(Spatial annotation entries)
>>>
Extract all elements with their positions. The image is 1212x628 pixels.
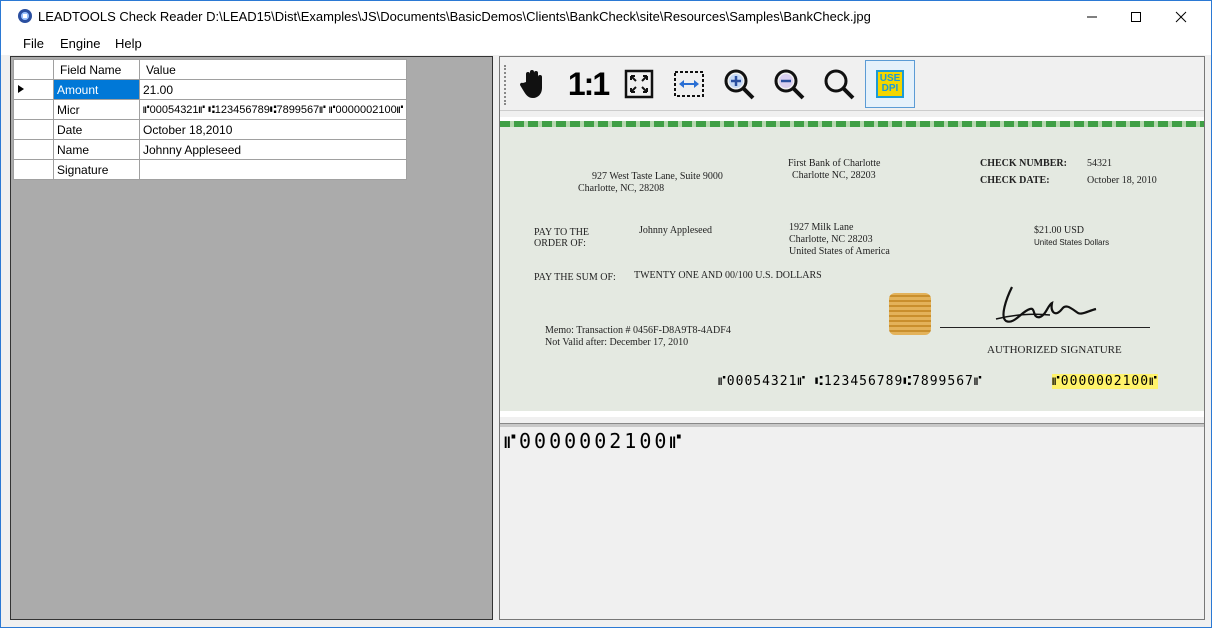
minimize-icon: [1087, 16, 1097, 17]
fit-page-icon: [624, 69, 654, 99]
micr-amount-highlight: ⑈0000002100⑈: [1052, 374, 1158, 389]
menu-help[interactable]: Help: [115, 36, 142, 51]
menu-file[interactable]: File: [23, 36, 44, 51]
use-dpi-icon: USE DPI: [876, 70, 904, 98]
maximize-icon: [1131, 11, 1141, 22]
fields-panel: Field Name Value Amount 21.00 Micr ⑈0005…: [10, 56, 493, 620]
table-row[interactable]: Name Johnny Appleseed: [13, 139, 408, 160]
payee-name: Johnny Appleseed: [639, 225, 713, 236]
title-bar: LEADTOOLS Check Reader D:\LEAD15\Dist\Ex…: [1, 1, 1211, 32]
check-image: 927 West Taste Lane, Suite 9000 Charlott…: [500, 121, 1204, 411]
field-name-cell[interactable]: Name: [53, 139, 140, 160]
fit-width-button[interactable]: [668, 63, 710, 105]
payer-address-line1: 927 West Taste Lane, Suite 9000: [592, 171, 723, 182]
window-title: LEADTOOLS Check Reader D:\LEAD15\Dist\Ex…: [38, 9, 871, 24]
fit-width-icon: [674, 71, 704, 97]
field-value-cell[interactable]: 21.00: [138, 79, 408, 100]
viewer-toolbar: 1:1 USE DPI: [500, 57, 1204, 111]
row-header[interactable]: [13, 119, 54, 140]
zoomed-micr-amount: ⑈0000002100⑈: [504, 429, 685, 453]
column-header-field-name[interactable]: Field Name: [53, 59, 140, 80]
check-number-value: 54321: [1087, 158, 1112, 169]
field-zoom-viewer[interactable]: ⑈0000002100⑈: [500, 427, 1204, 619]
memo-line1: Memo: Transaction # 0456F-D8A9T8-4ADF4: [545, 325, 731, 336]
pan-tool-button[interactable]: [512, 63, 554, 105]
bank-address: Charlotte NC, 28203: [792, 170, 876, 181]
check-date-label: CHECK DATE:: [980, 175, 1050, 186]
check-date-value: October 18, 2010: [1087, 175, 1157, 186]
signature-line: [940, 327, 1150, 328]
image-viewer-panel: 1:1 USE DPI 927 West Taste Lane, Suite 9…: [499, 56, 1205, 620]
row-header-current[interactable]: [13, 79, 54, 100]
app-icon: [17, 8, 33, 24]
zoom-out-button[interactable]: [768, 63, 810, 105]
close-button[interactable]: [1158, 1, 1204, 32]
payee-address-line1: 1927 Milk Lane: [789, 222, 854, 233]
fit-page-button[interactable]: [618, 63, 660, 105]
menu-bar: File Engine Help: [1, 32, 1211, 55]
authorized-signature-label: AUTHORIZED SIGNATURE: [987, 344, 1122, 356]
maximize-button[interactable]: [1113, 1, 1159, 32]
hand-icon: [519, 70, 542, 98]
row-header[interactable]: [13, 99, 54, 120]
table-row[interactable]: Signature: [13, 159, 408, 180]
pay-to-label-line1: PAY TO THE: [534, 227, 590, 238]
pay-sum-label: PAY THE SUM OF:: [534, 272, 616, 283]
check-number-label: CHECK NUMBER:: [980, 158, 1067, 169]
field-value-cell[interactable]: Johnny Appleseed: [138, 139, 408, 160]
micr-line: ⑈00054321⑈ ⑆123456789⑆7899567⑈: [718, 374, 983, 389]
signature-image: [995, 286, 1097, 323]
payee-address-line3: United States of America: [789, 246, 890, 257]
use-dpi-line2: DPI: [881, 83, 899, 94]
one-to-one-label: 1:1: [567, 65, 610, 102]
table-row[interactable]: Date October 18,2010: [13, 119, 408, 140]
payer-address-line2: Charlotte, NC, 28208: [578, 183, 665, 194]
grid-corner-cell: [13, 59, 54, 80]
field-name-cell[interactable]: Amount: [53, 79, 140, 100]
zoom-out-icon: [774, 69, 805, 100]
field-value-cell[interactable]: ⑈00054321⑈ ⑆123456789⑆7899567⑈ ⑈00000021…: [138, 99, 408, 120]
security-chip-icon: [889, 293, 931, 335]
grid-header-row: Field Name Value: [13, 59, 408, 80]
amount-currency: United States Dollars: [1034, 238, 1110, 247]
close-icon: [1175, 11, 1187, 22]
row-header[interactable]: [13, 139, 54, 160]
bank-name: First Bank of Charlotte: [788, 158, 881, 169]
zoom-in-icon: [724, 69, 755, 100]
check-top-band: [500, 121, 1204, 127]
zoom-in-button[interactable]: [718, 63, 760, 105]
payee-address-line2: Charlotte, NC 28203: [789, 234, 873, 245]
column-header-value[interactable]: Value: [138, 59, 408, 80]
check-image-viewer[interactable]: 927 West Taste Lane, Suite 9000 Charlott…: [500, 117, 1204, 417]
magnifier-icon: [824, 69, 855, 100]
current-row-arrow-icon: [18, 84, 24, 93]
menu-engine[interactable]: Engine: [60, 36, 100, 51]
memo-line2: Not Valid after: December 17, 2010: [545, 337, 689, 348]
table-row[interactable]: Micr ⑈00054321⑈ ⑆123456789⑆7899567⑈ ⑈000…: [13, 99, 408, 120]
pay-sum-words: TWENTY ONE AND 00/100 U.S. DOLLARS: [634, 270, 822, 281]
minimize-button[interactable]: [1069, 1, 1115, 32]
actual-size-button[interactable]: 1:1: [564, 63, 612, 105]
pay-to-label-line2: ORDER OF:: [534, 238, 586, 249]
field-value-cell[interactable]: [138, 159, 408, 180]
field-name-cell[interactable]: Date: [53, 119, 140, 140]
fields-grid[interactable]: Field Name Value Amount 21.00 Micr ⑈0005…: [13, 59, 408, 180]
use-dpi-button[interactable]: USE DPI: [865, 60, 915, 108]
table-row[interactable]: Amount 21.00: [13, 79, 408, 100]
field-value-cell[interactable]: October 18,2010: [138, 119, 408, 140]
field-name-cell[interactable]: Signature: [53, 159, 140, 180]
field-name-cell[interactable]: Micr: [53, 99, 140, 120]
amount-number: $21.00 USD: [1034, 225, 1085, 236]
app-window: LEADTOOLS Check Reader D:\LEAD15\Dist\Ex…: [0, 0, 1212, 628]
zoom-button[interactable]: [818, 63, 860, 105]
toolbar-grip[interactable]: [504, 65, 508, 105]
row-header[interactable]: [13, 159, 54, 180]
<<<
_TO DO_
Copy the lines exactly as they appear, starting at the line containing "minimize-icon: [1087, 16, 1097, 17]" and ending at the line containing "payee-name: Johnny Appleseed: [639, 225, 713, 236]", with both of those lines included.

_SOLUTION TO THE EXERCISE_
minimize-icon: [1087, 16, 1097, 17]
fit-page-icon: [624, 69, 654, 99]
micr-amount-highlight: ⑈0000002100⑈: [1052, 374, 1158, 389]
menu-help[interactable]: Help: [115, 36, 142, 51]
menu-file[interactable]: File: [23, 36, 44, 51]
use-dpi-icon: USE DPI: [876, 70, 904, 98]
maximize-icon: [1131, 11, 1141, 22]
fields-panel: Field Name Value Amount 21.00 Micr ⑈0005…: [10, 56, 493, 620]
table-row[interactable]: Name Johnny Appleseed: [13, 139, 408, 160]
payee-name: Johnny Appleseed: [639, 225, 713, 236]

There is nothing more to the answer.